### PROBLEM TO SOLVE
Look through the records that follow. Copy every line containing the word "milliers".

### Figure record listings
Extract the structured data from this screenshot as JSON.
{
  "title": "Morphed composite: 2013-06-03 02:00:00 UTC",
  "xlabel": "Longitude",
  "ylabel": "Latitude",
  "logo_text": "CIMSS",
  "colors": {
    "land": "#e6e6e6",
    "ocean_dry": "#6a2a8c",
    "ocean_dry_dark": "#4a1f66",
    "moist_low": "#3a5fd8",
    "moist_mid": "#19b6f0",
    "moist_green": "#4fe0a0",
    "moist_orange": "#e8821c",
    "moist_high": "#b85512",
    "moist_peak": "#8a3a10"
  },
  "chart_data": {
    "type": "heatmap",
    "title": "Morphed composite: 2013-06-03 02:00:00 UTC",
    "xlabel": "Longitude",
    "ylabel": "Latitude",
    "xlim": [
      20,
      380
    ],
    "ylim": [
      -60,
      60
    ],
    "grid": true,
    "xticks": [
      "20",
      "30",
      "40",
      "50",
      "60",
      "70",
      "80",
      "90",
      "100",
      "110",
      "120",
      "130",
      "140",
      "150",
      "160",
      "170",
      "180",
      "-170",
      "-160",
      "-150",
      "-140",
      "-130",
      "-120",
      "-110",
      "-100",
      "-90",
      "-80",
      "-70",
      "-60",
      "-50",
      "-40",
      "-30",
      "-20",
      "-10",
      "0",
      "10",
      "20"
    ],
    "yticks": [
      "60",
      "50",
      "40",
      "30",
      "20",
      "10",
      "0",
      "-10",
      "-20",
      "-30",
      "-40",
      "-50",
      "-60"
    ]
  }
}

---

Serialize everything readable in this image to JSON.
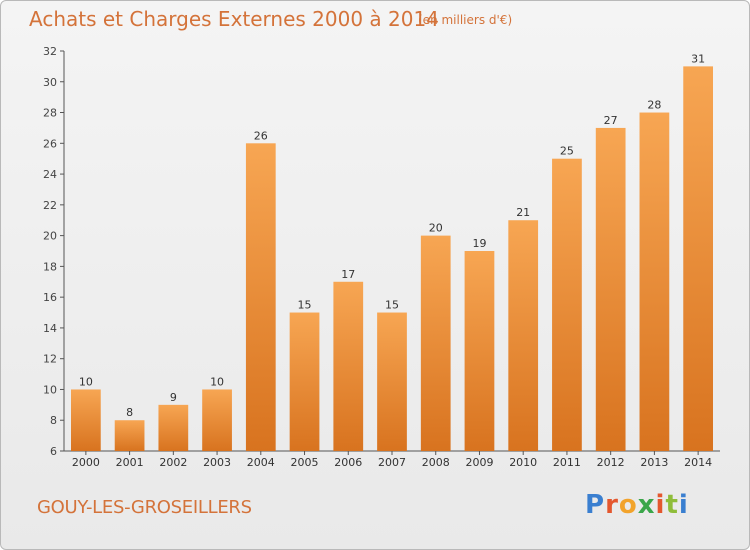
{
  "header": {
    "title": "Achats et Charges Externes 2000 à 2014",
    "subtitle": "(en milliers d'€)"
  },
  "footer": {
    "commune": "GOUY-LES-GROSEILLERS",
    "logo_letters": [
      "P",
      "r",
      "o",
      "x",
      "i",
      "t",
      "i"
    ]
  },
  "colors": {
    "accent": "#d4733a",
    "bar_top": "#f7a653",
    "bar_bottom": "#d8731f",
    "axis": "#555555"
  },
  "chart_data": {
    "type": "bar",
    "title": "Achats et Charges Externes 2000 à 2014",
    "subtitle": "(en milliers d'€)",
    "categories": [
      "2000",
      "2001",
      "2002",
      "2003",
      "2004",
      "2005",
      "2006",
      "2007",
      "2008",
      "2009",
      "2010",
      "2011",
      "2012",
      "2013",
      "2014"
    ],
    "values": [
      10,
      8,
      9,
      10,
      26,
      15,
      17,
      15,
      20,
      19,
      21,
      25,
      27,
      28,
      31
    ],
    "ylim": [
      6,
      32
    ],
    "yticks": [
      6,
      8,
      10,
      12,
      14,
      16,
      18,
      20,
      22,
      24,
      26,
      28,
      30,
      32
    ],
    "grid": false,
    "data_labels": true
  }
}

### TASK RESPONSE
    "subtitle": "(en milliers d'€)"
    "subtitle": "(en milliers d'€)",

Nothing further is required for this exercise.